# [Exercise]
Take each line containing the word "letter" and copy it.

Extracted records:
•••

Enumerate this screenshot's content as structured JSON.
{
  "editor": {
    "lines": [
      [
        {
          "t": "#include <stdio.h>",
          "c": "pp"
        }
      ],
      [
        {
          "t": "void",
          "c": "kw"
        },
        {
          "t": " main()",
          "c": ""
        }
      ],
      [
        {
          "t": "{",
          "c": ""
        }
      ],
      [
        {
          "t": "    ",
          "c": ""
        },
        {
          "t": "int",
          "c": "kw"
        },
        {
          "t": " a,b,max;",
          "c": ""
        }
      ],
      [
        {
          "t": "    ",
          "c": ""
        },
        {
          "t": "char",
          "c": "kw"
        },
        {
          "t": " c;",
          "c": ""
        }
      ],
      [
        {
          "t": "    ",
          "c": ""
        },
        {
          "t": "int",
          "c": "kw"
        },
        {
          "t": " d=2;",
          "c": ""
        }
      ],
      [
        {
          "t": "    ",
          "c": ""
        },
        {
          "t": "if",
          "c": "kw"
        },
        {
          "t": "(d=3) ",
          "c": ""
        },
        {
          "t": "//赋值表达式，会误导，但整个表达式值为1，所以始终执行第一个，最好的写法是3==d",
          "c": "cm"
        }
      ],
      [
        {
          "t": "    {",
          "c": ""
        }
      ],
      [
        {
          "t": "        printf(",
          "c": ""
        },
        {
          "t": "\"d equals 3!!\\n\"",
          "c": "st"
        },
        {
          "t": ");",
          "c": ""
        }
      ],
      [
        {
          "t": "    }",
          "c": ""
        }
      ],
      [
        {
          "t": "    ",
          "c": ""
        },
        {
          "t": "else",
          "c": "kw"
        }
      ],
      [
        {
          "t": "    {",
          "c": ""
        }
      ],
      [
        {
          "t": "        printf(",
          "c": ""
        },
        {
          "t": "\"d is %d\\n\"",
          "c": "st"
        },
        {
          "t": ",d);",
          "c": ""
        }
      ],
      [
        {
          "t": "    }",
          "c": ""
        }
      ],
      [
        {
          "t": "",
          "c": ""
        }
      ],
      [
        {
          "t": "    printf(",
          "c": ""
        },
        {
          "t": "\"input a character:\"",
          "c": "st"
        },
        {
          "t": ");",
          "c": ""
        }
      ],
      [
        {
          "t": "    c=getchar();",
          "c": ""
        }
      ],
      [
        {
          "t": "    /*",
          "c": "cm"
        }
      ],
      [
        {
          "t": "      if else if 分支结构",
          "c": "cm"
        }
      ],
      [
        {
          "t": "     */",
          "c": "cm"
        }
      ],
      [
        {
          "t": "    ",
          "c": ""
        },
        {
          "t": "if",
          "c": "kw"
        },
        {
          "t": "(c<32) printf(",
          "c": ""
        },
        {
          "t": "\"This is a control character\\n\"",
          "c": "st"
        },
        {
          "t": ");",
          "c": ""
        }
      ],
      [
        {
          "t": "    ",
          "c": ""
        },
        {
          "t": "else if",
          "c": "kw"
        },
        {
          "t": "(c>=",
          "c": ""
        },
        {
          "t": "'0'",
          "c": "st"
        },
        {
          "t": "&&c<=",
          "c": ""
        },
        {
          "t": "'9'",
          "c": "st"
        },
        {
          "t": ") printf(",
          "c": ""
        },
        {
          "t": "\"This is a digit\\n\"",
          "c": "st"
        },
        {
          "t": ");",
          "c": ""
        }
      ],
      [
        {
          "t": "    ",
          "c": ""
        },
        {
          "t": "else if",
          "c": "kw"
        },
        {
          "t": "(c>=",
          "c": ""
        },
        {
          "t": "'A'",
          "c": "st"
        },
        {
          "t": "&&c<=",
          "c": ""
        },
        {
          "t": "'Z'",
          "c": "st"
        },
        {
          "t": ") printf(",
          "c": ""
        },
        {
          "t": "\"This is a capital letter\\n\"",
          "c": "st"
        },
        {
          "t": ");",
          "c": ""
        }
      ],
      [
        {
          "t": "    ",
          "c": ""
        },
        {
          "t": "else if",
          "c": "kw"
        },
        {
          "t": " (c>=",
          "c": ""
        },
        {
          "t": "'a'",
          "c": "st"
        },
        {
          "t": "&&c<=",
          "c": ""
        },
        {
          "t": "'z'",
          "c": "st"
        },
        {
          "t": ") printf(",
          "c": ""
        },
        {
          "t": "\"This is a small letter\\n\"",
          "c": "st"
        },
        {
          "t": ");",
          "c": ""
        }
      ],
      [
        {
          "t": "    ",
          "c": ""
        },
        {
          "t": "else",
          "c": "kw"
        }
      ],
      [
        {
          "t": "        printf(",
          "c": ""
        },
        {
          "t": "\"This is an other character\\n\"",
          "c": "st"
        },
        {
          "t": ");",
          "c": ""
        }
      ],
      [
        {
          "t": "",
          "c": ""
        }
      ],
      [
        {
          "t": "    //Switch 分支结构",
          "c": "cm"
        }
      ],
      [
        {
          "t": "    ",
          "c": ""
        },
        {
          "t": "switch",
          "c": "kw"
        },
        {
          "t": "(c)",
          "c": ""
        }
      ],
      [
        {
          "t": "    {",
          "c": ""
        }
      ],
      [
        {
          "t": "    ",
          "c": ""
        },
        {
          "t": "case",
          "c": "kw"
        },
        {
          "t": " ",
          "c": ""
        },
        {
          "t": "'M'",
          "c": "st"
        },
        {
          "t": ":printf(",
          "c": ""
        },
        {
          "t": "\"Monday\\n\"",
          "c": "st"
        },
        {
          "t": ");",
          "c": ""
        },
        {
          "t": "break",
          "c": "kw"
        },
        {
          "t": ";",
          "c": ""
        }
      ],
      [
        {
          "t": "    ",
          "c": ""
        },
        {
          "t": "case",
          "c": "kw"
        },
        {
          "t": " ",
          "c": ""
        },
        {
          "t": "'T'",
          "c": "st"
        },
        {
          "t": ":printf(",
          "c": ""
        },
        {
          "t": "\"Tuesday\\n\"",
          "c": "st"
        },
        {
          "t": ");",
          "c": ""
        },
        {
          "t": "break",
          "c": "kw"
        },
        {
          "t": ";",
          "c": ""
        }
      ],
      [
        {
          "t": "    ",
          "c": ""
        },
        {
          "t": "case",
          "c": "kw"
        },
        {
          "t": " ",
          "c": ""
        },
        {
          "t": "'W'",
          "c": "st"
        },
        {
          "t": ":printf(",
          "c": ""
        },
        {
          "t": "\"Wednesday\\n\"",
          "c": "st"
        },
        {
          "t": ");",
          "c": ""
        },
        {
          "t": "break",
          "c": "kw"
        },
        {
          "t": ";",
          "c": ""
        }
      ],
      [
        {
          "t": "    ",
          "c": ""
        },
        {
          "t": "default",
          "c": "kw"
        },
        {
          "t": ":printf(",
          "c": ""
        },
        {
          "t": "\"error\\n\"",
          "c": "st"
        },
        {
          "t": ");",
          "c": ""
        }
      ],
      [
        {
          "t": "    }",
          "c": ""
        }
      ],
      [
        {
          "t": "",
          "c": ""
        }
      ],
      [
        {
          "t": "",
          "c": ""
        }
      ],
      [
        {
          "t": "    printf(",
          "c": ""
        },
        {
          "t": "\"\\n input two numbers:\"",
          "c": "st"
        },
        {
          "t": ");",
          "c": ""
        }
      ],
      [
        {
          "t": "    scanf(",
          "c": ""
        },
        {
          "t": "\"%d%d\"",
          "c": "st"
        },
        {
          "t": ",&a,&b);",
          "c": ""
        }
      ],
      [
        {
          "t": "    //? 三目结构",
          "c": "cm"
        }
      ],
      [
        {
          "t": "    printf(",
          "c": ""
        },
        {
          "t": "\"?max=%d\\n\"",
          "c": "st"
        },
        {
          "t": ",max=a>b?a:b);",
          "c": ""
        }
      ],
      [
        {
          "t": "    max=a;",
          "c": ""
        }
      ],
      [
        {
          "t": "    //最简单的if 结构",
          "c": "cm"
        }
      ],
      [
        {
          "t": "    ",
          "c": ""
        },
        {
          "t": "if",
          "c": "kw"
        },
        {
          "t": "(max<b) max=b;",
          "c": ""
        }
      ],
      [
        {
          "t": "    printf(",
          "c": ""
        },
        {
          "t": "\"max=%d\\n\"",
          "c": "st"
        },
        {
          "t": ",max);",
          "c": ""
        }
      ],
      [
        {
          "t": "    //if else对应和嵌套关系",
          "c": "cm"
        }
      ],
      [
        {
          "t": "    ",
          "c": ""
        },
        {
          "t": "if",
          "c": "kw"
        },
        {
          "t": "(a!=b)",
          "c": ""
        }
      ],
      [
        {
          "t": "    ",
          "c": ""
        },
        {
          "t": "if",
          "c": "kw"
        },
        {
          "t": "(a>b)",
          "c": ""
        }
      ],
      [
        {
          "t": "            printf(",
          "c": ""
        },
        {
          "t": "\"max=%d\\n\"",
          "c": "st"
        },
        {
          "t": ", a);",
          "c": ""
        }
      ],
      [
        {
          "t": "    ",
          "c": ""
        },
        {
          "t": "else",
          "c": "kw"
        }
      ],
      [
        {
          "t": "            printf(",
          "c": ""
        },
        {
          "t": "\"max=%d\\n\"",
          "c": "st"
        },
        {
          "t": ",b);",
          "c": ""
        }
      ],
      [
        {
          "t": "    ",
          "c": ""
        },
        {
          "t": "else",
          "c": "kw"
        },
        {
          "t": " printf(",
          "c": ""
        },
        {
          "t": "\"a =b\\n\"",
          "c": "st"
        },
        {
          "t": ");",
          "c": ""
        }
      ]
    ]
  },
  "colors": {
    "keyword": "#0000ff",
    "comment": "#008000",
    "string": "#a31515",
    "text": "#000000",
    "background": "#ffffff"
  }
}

•••

# [Reply to the exercise]
          "t": "\"This is a capital letter\\n\"",
          "t": "\"This is a small letter\\n\"",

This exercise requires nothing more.